▼

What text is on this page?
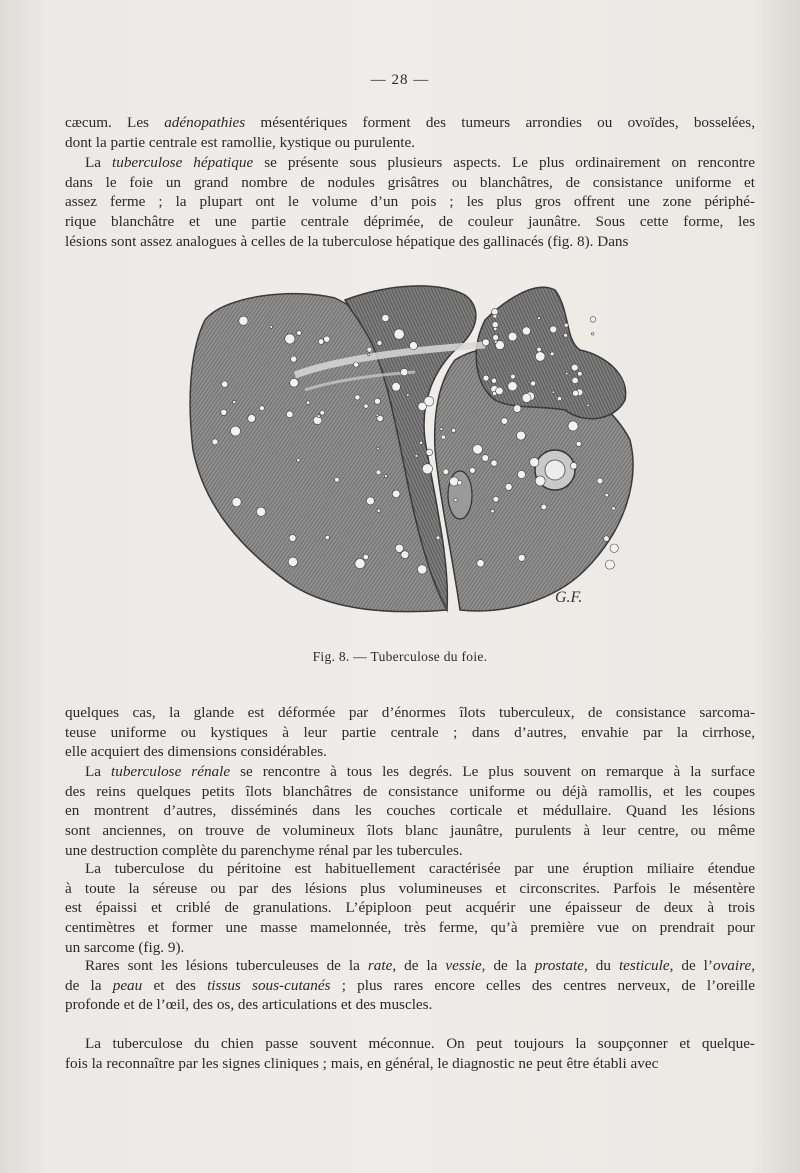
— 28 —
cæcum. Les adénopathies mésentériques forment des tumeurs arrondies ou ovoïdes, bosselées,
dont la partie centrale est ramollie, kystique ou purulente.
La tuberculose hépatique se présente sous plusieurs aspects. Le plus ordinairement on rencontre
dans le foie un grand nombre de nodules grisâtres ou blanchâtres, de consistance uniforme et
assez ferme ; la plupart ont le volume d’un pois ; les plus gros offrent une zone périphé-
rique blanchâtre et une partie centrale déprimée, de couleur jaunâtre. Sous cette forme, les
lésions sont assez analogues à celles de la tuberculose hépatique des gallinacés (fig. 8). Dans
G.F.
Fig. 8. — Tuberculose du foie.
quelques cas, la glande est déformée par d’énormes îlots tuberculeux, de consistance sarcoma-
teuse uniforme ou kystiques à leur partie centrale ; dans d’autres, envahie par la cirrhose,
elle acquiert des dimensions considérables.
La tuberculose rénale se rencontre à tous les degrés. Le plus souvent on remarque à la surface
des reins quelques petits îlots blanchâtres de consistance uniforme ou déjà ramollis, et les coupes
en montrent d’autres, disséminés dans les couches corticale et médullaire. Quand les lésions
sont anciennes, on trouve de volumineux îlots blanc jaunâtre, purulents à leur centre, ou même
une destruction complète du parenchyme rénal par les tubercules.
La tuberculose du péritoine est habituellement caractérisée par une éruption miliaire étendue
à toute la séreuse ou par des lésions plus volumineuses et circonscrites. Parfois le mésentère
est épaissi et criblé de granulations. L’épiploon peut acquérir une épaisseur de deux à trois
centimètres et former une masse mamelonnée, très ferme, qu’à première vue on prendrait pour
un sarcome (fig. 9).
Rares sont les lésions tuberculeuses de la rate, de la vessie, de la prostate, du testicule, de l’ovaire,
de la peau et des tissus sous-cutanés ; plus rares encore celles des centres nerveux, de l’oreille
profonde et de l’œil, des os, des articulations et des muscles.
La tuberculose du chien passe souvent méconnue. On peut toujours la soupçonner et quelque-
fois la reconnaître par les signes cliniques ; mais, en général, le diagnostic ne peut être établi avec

▲
▼

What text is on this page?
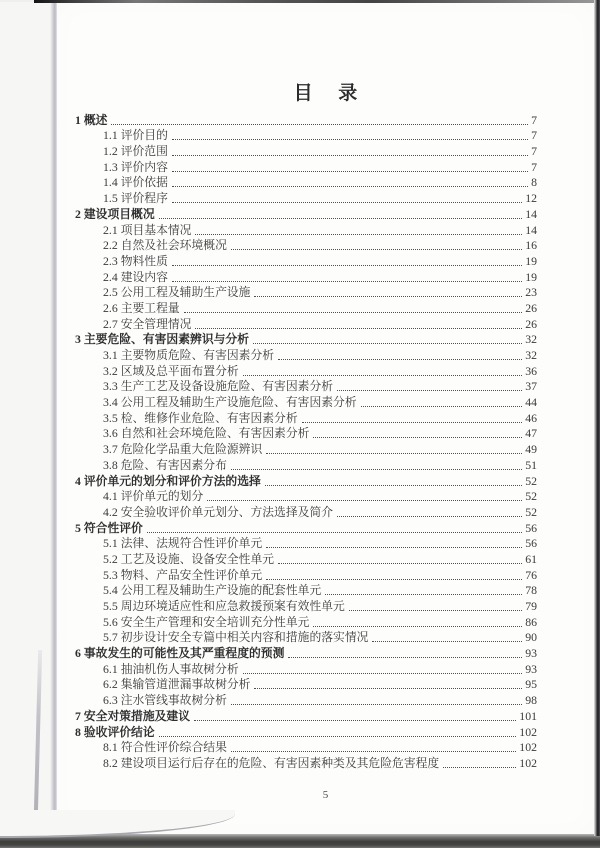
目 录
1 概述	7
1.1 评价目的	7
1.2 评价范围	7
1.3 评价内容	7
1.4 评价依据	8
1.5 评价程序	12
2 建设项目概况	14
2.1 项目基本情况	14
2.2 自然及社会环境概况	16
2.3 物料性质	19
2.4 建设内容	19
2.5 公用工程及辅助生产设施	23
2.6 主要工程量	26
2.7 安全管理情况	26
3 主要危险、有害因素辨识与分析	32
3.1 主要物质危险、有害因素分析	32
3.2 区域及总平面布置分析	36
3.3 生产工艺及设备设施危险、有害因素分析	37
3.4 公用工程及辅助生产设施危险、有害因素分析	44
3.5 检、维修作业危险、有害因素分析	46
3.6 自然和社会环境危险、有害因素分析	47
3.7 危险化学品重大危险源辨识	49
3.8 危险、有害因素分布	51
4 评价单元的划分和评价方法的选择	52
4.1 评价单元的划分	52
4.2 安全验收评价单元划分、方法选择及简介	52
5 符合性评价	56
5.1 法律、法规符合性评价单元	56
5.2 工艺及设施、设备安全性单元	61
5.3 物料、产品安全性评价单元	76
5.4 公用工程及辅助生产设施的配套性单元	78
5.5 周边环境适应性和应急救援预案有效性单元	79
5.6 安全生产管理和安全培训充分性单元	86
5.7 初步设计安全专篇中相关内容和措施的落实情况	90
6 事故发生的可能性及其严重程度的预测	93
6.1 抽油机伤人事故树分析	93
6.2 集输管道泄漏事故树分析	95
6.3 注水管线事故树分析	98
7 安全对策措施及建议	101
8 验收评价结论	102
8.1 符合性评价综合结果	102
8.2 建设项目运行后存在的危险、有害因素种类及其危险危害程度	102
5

▲

■ Exercise requirements ■
Gather every line from the listing above in which the word "partie" appears.

■ Response for this exercise ■
dont la partie centrale est ramollie, kystique ou purulente.
rique blanchâtre et une partie centrale déprimée, de couleur jaunâtre. Sous cette forme, les
teuse uniforme ou kystiques à leur partie centrale ; dans d’autres, envahie par la cirrhose,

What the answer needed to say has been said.